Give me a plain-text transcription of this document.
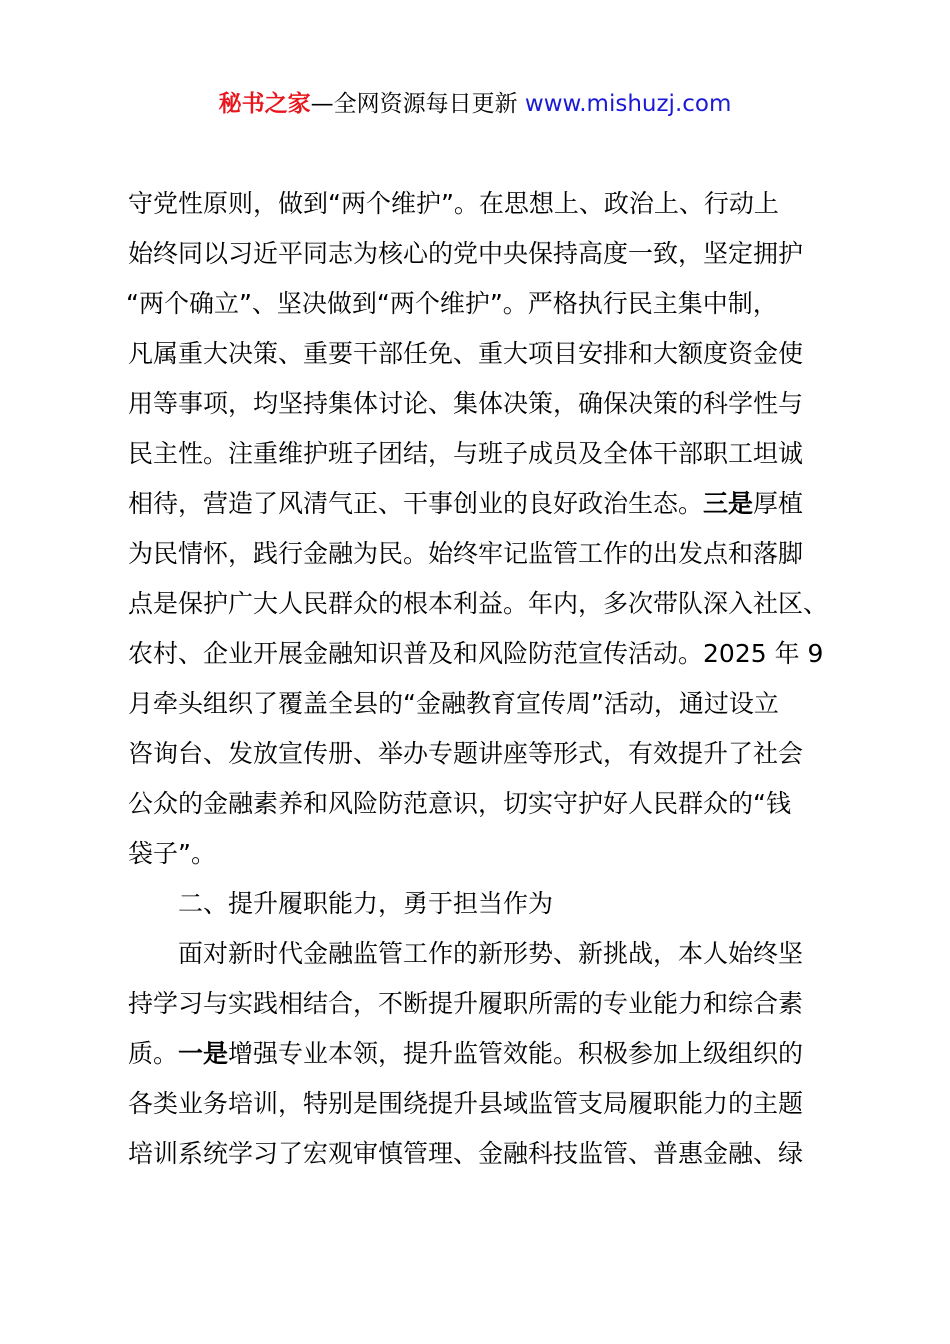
秘书之家—全网资源每日更新 www.mishuzj.com
守党性原则，做到“两个维护”。在思想上、政治上、行动上
始终同以习近平同志为核心的党中央保持高度一致，坚定拥护
“两个确立”、坚决做到“两个维护”。严格执行民主集中制，
凡属重大决策、重要干部任免、重大项目安排和大额度资金使
用等事项，均坚持集体讨论、集体决策，确保决策的科学性与
民主性。注重维护班子团结，与班子成员及全体干部职工坦诚
相待，营造了风清气正、干事创业的良好政治生态。三是厚植
为民情怀，践行金融为民。始终牢记监管工作的出发点和落脚
点是保护广大人民群众的根本利益。年内，多次带队深入社区、
农村、企业开展金融知识普及和风险防范宣传活动。2025 年 9
月牵头组织了覆盖全县的“金融教育宣传周”活动，通过设立
咨询台、发放宣传册、举办专题讲座等形式，有效提升了社会
公众的金融素养和风险防范意识，切实守护好人民群众的“钱
袋子”。
二、提升履职能力，勇于担当作为
面对新时代金融监管工作的新形势、新挑战，本人始终坚
持学习与实践相结合，不断提升履职所需的专业能力和综合素
质。一是增强专业本领，提升监管效能。积极参加上级组织的
各类业务培训，特别是围绕提升县域监管支局履职能力的主题
培训系统学习了宏观审慎管理、金融科技监管、普惠金融、绿
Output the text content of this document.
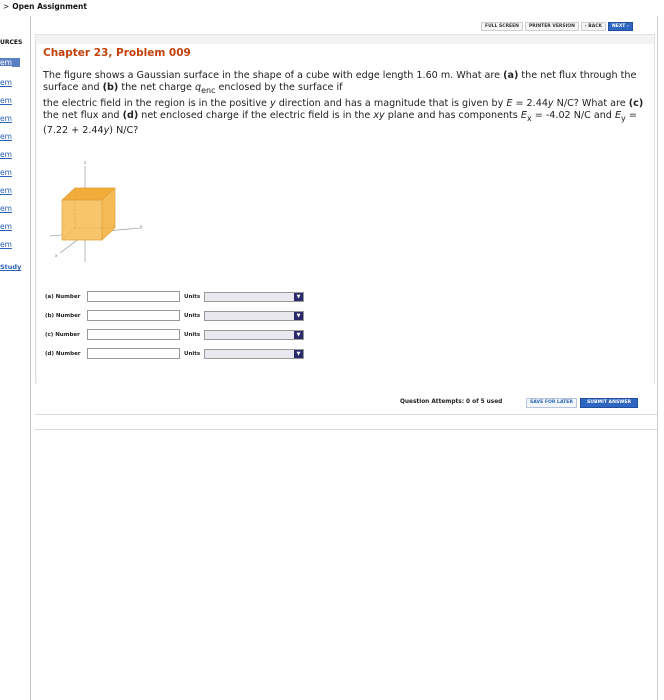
> Open Assignment
URCES
em
em
em
em
em
em
em
em
em
em
em
Study
FULL SCREEN	PRINTER VERSION	‹ BACK	NEXT ›
Chapter 23, Problem 009
The figure shows a Gaussian surface in the shape of a cube with edge length 1.60 m. What are (a) the net flux through the surface and (b) the net charge $q_{enc}$ enclosed by the surface if
the electric field in the region is in the positive y direction and has a magnitude that is given by E = 2.44y N/C? What are (c) the net flux and (d) net enclosed charge if the electric field is in the xy plane and has components $E_x = -4.02$ N/C and $E_y = (7.22 + 2.44y)$ N/C?
z
y
x
(a) Number	Units	▼
(b) Number	Units	▼
(c) Number	Units	▼
(d) Number	Units	▼
Question Attempts: 0 of 5 used	SAVE FOR LATER	SUBMIT ANSWER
········
Problem =
With pictures omitted, reproduce exactly the lines from the line containing "Output the text content of this document." through the end of the data above.

Answer =
Output the text content of this document.
> Open Assignment
URCES
em
em
em
em
em
em
em
em
em
em
em
Study
FULL SCREEN	PRINTER VERSION	‹ BACK	NEXT ›
Chapter 23, Problem 009
The figure shows a Gaussian surface in the shape of a cube with edge length 1.60 m. What are (a) the net flux through the surface and (b) the net charge $q_{enc}$ enclosed by the surface if
the electric field in the region is in the positive y direction and has a magnitude that is given by E = 2.44y N/C? What are (c) the net flux and (d) net enclosed charge if the electric field is in the xy plane and has components $E_x = -4.02$ N/C and $E_y = (7.22 + 2.44y)$ N/C?
z
y
x
(a) Number	Units	▼
(b) Number	Units	▼
(c) Number	Units	▼
(d) Number	Units	▼
Question Attempts: 0 of 5 used	SAVE FOR LATER	SUBMIT ANSWER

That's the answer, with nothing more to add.